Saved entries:
(begin)

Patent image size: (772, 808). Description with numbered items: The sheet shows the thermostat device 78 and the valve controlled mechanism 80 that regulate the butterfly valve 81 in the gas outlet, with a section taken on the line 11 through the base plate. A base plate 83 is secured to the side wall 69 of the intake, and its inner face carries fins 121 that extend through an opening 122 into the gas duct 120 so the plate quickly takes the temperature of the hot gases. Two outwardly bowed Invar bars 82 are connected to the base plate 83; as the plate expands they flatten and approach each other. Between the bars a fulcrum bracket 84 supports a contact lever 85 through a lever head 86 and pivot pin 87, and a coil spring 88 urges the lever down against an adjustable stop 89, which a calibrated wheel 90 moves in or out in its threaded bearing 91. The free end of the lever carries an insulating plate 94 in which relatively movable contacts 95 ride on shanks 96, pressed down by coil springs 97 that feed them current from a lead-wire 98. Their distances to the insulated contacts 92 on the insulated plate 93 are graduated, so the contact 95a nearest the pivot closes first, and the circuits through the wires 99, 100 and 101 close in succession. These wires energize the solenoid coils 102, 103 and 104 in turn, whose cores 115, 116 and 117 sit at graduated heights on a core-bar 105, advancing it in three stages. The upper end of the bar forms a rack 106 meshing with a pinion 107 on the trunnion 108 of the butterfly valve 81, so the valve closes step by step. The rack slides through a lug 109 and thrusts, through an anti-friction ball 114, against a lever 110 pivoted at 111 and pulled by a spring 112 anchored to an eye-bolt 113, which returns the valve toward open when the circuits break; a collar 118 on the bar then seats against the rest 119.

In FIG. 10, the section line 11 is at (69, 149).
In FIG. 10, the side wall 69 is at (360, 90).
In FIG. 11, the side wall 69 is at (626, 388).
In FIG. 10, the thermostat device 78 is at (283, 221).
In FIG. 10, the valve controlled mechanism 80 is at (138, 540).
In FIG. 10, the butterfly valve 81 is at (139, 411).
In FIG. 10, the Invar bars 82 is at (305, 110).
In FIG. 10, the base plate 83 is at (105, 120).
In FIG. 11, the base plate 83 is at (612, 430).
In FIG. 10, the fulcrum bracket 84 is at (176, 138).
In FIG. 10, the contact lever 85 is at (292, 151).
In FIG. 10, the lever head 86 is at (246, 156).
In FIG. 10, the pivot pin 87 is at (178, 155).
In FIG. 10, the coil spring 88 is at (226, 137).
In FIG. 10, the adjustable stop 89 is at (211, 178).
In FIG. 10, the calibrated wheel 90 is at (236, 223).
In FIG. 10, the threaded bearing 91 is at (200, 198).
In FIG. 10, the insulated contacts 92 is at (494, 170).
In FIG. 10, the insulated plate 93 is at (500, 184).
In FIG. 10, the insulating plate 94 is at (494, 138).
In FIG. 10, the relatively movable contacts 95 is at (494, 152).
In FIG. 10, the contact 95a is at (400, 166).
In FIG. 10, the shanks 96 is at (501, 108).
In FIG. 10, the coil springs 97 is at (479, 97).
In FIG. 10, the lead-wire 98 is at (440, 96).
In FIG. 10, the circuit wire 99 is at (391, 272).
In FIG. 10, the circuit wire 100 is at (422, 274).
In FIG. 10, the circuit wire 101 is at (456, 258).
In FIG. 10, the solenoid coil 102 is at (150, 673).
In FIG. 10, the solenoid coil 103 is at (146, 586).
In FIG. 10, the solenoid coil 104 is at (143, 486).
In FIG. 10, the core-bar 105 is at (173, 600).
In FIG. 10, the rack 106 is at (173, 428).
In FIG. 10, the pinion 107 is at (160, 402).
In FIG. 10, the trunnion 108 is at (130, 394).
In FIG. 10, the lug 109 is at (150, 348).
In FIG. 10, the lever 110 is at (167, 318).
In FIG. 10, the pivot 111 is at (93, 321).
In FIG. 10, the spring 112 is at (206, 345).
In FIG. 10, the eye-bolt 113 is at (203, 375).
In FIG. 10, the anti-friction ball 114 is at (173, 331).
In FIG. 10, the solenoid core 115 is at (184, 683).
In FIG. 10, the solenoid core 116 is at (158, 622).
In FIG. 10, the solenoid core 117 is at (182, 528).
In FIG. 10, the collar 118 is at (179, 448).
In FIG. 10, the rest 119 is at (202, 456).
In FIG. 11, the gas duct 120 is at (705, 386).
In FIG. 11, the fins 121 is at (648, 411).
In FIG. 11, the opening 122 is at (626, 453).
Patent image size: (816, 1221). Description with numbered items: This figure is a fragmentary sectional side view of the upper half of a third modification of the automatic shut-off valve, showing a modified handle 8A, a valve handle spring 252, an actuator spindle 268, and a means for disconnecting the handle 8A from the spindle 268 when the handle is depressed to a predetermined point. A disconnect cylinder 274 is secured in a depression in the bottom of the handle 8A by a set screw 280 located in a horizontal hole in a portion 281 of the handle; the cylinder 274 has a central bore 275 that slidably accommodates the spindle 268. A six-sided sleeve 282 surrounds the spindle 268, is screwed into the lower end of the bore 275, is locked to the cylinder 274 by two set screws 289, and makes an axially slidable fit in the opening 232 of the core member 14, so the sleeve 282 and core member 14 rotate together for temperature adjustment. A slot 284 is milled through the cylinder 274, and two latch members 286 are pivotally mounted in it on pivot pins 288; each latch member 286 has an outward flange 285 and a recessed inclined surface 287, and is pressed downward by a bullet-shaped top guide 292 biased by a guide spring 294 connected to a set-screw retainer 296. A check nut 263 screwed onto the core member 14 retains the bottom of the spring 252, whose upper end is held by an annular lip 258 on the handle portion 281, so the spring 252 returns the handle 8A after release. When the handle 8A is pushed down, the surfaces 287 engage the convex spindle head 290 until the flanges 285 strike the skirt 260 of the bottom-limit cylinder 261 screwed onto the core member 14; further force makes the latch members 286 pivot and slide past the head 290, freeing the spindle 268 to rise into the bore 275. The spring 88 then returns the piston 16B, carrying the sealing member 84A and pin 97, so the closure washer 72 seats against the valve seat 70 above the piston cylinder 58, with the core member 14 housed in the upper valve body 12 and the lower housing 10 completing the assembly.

(end)

Recast every line of the saved entries above as a Markdown table with the columns "Row" and "Line." Leave out blank lines, and number each remaining line in order.

| Row | Line |
|---|---|
| 1 | Patent image size: (772, 808). Description with numbered items: The sheet shows the thermostat device 78 and the valve controlled mechanism 80 that regulate the butterfly valve 81 in the gas outlet, with a section taken on the line 11 through the base plate. A base plate 83 is secured to the side wall 69 of the intake, and its inner face carries fins 121 that extend through an opening 122 into the gas duct 120 so the plate quickly takes the temperature of the hot gases. Two outwardly bowed Invar bars 82 are connected to the base plate 83; as the plate expands they flatten and approach each other. Between the bars a fulcrum bracket 84 supports a contact lever 85 through a lever head 86 and pivot pin 87, and a coil spring 88 urges the lever down against an adjustable stop 89, which a calibrated wheel 90 moves in or out in its threaded bearing 91. The free end of the lever carries an insulating plate 94 in which relatively movable contacts 95 ride on shanks 96, pressed down by coil springs 97 that feed them current from a lead-wire 98. Their distances to the insulated contacts 92 on the insulated plate 93 are graduated, so the contact 95a nearest the pivot closes first, and the circuits through the wires 99, 100 and 101 close in succession. These wires energize the solenoid coils 102, 103 and 104 in turn, whose cores 115, 116 and 117 sit at graduated heights on a core-bar 105, advancing it in three stages. The upper end of the bar forms a rack 106 meshing with a pinion 107 on the trunnion 108 of the butterfly valve 81, so the valve closes step by step. The rack slides through a lug 109 and thrusts, through an anti-friction ball 114, against a lever 110 pivoted at 111 and pulled by a spring 112 anchored to an eye-bolt 113, which returns the valve toward open when the circuits break; a collar 118 on the bar then seats against the rest 119. |
| 2 | In FIG. 10, the section line 11 is at (69, 149). |
| 3 | In FIG. 10, the side wall 69 is at (360, 90). |
| 4 | In FIG. 11, the side wall 69 is at (626, 388). |
| 5 | In FIG. 10, the thermostat device 78 is at (283, 221). |
| 6 | In FIG. 10, the valve controlled mechanism 80 is at (138, 540). |
| 7 | In FIG. 10, the butterfly valve 81 is at (139, 411). |
| 8 | In FIG. 10, the Invar bars 82 is at (305, 110). |
| 9 | In FIG. 10, the base plate 83 is at (105, 120). |
| 10 | In FIG. 11, the base plate 83 is at (612, 430). |
| 11 | In FIG. 10, the fulcrum bracket 84 is at (176, 138). |
| 12 | In FIG. 10, the contact lever 85 is at (292, 151). |
| 13 | In FIG. 10, the lever head 86 is at (246, 156). |
| 14 | In FIG. 10, the pivot pin 87 is at (178, 155). |
| 15 | In FIG. 10, the coil spring 88 is at (226, 137). |
| 16 | In FIG. 10, the adjustable stop 89 is at (211, 178). |
| 17 | In FIG. 10, the calibrated wheel 90 is at (236, 223). |
| 18 | In FIG. 10, the threaded bearing 91 is at (200, 198). |
| 19 | In FIG. 10, the insulated contacts 92 is at (494, 170). |
| 20 | In FIG. 10, the insulated plate 93 is at (500, 184). |
| 21 | In FIG. 10, the insulating plate 94 is at (494, 138). |
| 22 | In FIG. 10, the relatively movable contacts 95 is at (494, 152). |
| 23 | In FIG. 10, the contact 95a is at (400, 166). |
| 24 | In FIG. 10, the shanks 96 is at (501, 108). |
| 25 | In FIG. 10, the coil springs 97 is at (479, 97). |
| 26 | In FIG. 10, the lead-wire 98 is at (440, 96). |
| 27 | In FIG. 10, the circuit wire 99 is at (391, 272). |
| 28 | In FIG. 10, the circuit wire 100 is at (422, 274). |
| 29 | In FIG. 10, the circuit wire 101 is at (456, 258). |
| 30 | In FIG. 10, the solenoid coil 102 is at (150, 673). |
| 31 | In FIG. 10, the solenoid coil 103 is at (146, 586). |
| 32 | In FIG. 10, the solenoid coil 104 is at (143, 486). |
| 33 | In FIG. 10, the core-bar 105 is at (173, 600). |
| 34 | In FIG. 10, the rack 106 is at (173, 428). |
| 35 | In FIG. 10, the pinion 107 is at (160, 402). |
| 36 | In FIG. 10, the trunnion 108 is at (130, 394). |
| 37 | In FIG. 10, the lug 109 is at (150, 348). |
| 38 | In FIG. 10, the lever 110 is at (167, 318). |
| 39 | In FIG. 10, the pivot 111 is at (93, 321). |
| 40 | In FIG. 10, the spring 112 is at (206, 345). |
| 41 | In FIG. 10, the eye-bolt 113 is at (203, 375). |
| 42 | In FIG. 10, the anti-friction ball 114 is at (173, 331). |
| 43 | In FIG. 10, the solenoid core 115 is at (184, 683). |
| 44 | In FIG. 10, the solenoid core 116 is at (158, 622). |
| 45 | In FIG. 10, the solenoid core 117 is at (182, 528). |
| 46 | In FIG. 10, the collar 118 is at (179, 448). |
| 47 | In FIG. 10, the rest 119 is at (202, 456). |
| 48 | In FIG. 11, the gas duct 120 is at (705, 386). |
| 49 | In FIG. 11, the fins 121 is at (648, 411). |
| 50 | In FIG. 11, the opening 122 is at (626, 453). |
| 51 | Patent image size: (816, 1221). Description with numbered items: This figure is a fragmentary sectional side view of the upper half of a third modification of the automatic shut-off valve, showing a modified handle 8A, a valve handle spring 252, an actuator spindle 268, and a means for disconnecting the handle 8A from the spindle 268 when the handle is depressed to a predetermined point. A disconnect cylinder 274 is secured in a depression in the bottom of the handle 8A by a set screw 280 located in a horizontal hole in a portion 281 of the handle; the cylinder 274 has a central bore 275 that slidably accommodates the spindle 268. A six-sided sleeve 282 surrounds the spindle 268, is screwed into the lower end of the bore 275, is locked to the cylinder 274 by two set screws 289, and makes an axially slidable fit in the opening 232 of the core member 14, so the sleeve 282 and core member 14 rotate together for temperature adjustment. A slot 284 is milled through the cylinder 274, and two latch members 286 are pivotally mounted in it on pivot pins 288; each latch member 286 has an outward flange 285 and a recessed inclined surface 287, and is pressed downward by a bullet-shaped top guide 292 biased by a guide spring 294 connected to a set-screw retainer 296. A check nut 263 screwed onto the core member 14 retains the bottom of the spring 252, whose upper end is held by an annular lip 258 on the handle portion 281, so the spring 252 returns the handle 8A after release. When the handle 8A is pushed down, the surfaces 287 engage the convex spindle head 290 until the flanges 285 strike the skirt 260 of the bottom-limit cylinder 261 screwed onto the core member 14; further force makes the latch members 286 pivot and slide past the head 290, freeing the spindle 268 to rise into the bore 275. The spring 88 then returns the piston 16B, carrying the sealing member 84A and pin 97, so the closure washer 72 seats against the valve seat 70 above the piston cylinder 58, with the core member 14 housed in the upper valve body 12 and the lower housing 10 completing the assembly. |